▶ Aim of the task
According to the matrices lecture transcript below, what does the transpose operation do?

▶ Provided passage

▼

0:00

>> In this module, we're going to review matrices.

We'll define matrices, we're going to define operations such as transposes,

inverses. We're going to talk about linear

functions, and how they are related to matrices.

We're going to define concepts such as rank, which will play a role later on in

the course in defining complete markets, and hedging instruments.

To start at the very basic, what is a matrix?

A matrix is simply a rectangular array of real numbers, and we represent the matrix

by the number of rows, and the number of columns.

So I'll walk you through some examples. So this matrix a, has 2 rows, row 1, row

2. It has 3 columns, 1, 2, and 3, and

therefore, we're going to call it a 2 by 3 matrix.

2 rows, 3 columns, 2 by 3 matrix. Its elements, I'm going to index by the

row index and the column index. So if you have, if I'm talking about an

in, an element called a 1 2. So the first index is going to be the row

index. The second index is going to be the column

index. So, it's going to be row 1 column 2.

So that's the number that I am talking about.

So, a 1 2 is equal to 3. Similarly, if I talked about another

element a 2 3, so remember the first index refer to the row, so we're talking about

the second row. The second index is going refer to the

column. The third column, so that's this element

down here, so a 2 3, is equal to 5. So every matrix is a rectangular array, we

say a matrix is an m by n matrix, if it has m rows and n columns, so that's down

here. So this is the general a that I'm talking

about. This particular matrix has m rows.

So if you look at a partic, elements over here, it goes from a 1, 1.

And remember, the row index always comes first.

So it's a, 1, 1, a, 2, 1, and so on, these dot, dot, dot means, and so on.

A m 1, it has n columns so the column index comes second.

It's a 1, 1, a 1 2, a 1 3, and so on, and a 1 n, and the last one is a m n.

Here's another example; b, it has 1 row and 3 columns, that's a row vector.

In the col, in the module and vectors, we noticed that there were two kinds of

vectors, so column vectors and row vectors.

Row vectors have row equal to 1, and a many number of columns.

Column vectors have column equal to 1, and several rows.

So here's an example of a column vector; w equals, 3, 4, 1.

3 rows, 1 column, so either, I can think of it either as a vector in r 3, or as a

matrix in r 3 times 1. The second 1 says it's got 1 column and 3

rows. So the first thing that I want to do, is

introduce an operation called transpose. Transpose really takes rows to columns and

columns to rows. So, the easiest way to start thinking

about it is to think in terms of column vectors and row vectors.

▲

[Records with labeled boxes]
▼

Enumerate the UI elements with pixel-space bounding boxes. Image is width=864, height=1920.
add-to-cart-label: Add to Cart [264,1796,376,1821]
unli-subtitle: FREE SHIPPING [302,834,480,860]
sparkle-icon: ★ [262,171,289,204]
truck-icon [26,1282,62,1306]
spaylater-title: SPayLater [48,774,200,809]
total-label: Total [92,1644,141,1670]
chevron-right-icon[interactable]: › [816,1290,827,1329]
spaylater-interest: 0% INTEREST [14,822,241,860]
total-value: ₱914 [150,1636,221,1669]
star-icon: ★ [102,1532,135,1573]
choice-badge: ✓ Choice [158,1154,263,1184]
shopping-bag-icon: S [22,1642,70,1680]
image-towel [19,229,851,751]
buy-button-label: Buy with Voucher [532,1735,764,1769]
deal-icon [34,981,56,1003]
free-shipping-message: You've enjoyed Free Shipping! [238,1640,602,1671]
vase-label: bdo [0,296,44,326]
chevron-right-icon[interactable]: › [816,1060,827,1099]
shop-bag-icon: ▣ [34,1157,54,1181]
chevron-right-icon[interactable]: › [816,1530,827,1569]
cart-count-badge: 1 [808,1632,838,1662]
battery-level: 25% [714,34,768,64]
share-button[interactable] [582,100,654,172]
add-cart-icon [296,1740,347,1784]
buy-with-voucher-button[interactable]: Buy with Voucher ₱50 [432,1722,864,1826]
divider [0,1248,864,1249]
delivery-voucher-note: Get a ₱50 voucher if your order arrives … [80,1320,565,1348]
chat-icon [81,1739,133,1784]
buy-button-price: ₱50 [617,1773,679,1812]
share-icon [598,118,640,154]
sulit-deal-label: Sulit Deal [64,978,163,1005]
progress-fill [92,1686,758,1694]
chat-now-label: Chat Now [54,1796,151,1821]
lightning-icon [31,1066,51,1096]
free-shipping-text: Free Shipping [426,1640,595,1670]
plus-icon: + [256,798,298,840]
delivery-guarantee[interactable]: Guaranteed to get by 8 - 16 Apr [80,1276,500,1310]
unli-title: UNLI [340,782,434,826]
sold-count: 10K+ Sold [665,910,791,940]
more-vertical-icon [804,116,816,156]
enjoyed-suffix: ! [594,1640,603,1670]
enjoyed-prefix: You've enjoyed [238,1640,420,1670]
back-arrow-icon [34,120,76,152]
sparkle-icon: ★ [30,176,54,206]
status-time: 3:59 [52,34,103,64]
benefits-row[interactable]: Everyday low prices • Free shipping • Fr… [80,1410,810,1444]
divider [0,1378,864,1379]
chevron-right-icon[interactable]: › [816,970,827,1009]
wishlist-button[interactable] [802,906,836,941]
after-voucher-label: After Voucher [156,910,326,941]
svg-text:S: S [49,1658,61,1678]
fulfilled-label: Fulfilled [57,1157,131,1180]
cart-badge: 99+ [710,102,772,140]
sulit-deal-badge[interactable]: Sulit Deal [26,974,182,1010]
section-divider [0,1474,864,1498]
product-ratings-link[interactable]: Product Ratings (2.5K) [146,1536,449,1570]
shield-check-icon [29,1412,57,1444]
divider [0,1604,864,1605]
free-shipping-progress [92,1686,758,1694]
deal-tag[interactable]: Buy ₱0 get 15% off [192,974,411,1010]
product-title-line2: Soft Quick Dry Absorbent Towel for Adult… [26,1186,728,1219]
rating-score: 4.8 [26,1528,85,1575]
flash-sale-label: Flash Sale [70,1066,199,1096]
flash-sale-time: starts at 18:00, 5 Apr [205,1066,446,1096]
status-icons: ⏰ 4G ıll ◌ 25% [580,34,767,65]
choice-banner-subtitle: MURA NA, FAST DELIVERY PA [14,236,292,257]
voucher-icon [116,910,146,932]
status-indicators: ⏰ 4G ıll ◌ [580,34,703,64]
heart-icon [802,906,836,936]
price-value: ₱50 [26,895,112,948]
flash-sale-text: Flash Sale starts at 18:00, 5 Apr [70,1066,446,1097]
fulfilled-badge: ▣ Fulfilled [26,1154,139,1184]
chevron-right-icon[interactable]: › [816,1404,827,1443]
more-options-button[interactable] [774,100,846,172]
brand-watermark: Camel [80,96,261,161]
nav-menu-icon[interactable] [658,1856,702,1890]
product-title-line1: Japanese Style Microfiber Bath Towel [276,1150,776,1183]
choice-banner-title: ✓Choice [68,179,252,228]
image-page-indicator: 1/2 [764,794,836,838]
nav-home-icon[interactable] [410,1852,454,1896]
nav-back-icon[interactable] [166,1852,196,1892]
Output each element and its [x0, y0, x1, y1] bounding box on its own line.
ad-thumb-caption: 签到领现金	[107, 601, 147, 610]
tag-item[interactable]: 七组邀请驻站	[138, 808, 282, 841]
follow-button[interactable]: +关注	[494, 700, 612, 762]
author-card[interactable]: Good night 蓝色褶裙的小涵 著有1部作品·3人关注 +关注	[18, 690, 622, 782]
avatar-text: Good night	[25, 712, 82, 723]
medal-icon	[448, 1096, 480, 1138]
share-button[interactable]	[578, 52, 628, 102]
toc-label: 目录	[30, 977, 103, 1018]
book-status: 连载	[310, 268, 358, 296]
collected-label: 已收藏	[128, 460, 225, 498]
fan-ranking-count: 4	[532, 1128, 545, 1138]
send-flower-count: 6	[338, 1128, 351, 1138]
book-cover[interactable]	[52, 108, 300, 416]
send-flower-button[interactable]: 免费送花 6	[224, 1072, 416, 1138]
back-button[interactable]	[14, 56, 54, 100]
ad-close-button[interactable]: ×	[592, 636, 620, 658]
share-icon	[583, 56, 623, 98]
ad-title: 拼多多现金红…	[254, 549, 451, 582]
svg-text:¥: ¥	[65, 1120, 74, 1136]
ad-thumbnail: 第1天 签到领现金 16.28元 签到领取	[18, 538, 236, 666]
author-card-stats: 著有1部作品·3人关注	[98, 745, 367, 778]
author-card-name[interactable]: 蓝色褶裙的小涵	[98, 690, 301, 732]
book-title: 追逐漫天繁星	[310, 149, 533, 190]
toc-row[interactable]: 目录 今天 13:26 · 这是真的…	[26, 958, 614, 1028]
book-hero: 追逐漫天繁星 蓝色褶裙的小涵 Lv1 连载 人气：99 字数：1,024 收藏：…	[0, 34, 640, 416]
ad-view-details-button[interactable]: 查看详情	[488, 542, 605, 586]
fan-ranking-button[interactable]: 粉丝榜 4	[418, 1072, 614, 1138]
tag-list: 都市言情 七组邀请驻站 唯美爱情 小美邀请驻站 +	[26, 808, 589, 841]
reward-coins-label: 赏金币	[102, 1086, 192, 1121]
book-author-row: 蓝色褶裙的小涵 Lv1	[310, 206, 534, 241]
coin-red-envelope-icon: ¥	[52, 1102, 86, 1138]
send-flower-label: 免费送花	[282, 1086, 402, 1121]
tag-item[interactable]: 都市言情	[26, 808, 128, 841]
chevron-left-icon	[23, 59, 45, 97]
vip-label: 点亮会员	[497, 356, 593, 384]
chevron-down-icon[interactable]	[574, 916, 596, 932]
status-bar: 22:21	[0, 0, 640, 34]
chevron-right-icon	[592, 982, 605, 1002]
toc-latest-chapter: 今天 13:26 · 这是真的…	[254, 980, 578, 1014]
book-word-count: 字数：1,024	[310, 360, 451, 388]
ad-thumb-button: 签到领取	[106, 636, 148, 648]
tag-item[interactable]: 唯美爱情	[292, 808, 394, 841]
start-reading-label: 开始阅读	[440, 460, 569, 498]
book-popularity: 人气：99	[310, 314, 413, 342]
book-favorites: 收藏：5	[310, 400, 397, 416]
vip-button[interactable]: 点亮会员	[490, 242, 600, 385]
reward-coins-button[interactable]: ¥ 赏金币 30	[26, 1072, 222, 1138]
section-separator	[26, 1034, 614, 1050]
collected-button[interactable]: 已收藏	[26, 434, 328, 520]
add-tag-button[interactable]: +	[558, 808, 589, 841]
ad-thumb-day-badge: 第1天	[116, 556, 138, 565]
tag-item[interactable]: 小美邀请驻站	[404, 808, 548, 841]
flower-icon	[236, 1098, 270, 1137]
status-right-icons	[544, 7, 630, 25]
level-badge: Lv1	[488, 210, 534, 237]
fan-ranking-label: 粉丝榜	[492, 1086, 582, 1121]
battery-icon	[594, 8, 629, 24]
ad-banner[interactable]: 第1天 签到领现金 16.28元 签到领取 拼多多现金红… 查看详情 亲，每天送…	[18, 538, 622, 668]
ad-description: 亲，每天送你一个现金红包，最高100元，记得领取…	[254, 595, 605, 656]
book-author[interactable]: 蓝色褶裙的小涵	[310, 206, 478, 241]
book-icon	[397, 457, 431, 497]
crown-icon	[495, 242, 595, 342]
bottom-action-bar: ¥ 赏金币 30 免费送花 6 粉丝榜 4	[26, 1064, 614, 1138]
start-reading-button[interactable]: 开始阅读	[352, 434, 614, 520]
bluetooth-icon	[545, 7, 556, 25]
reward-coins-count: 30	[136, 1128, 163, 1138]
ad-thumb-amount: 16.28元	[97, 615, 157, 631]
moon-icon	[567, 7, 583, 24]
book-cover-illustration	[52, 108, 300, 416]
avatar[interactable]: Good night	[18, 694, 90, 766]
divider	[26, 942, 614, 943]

▲

▶ Correct result
It takes rows to columns and columns to rows.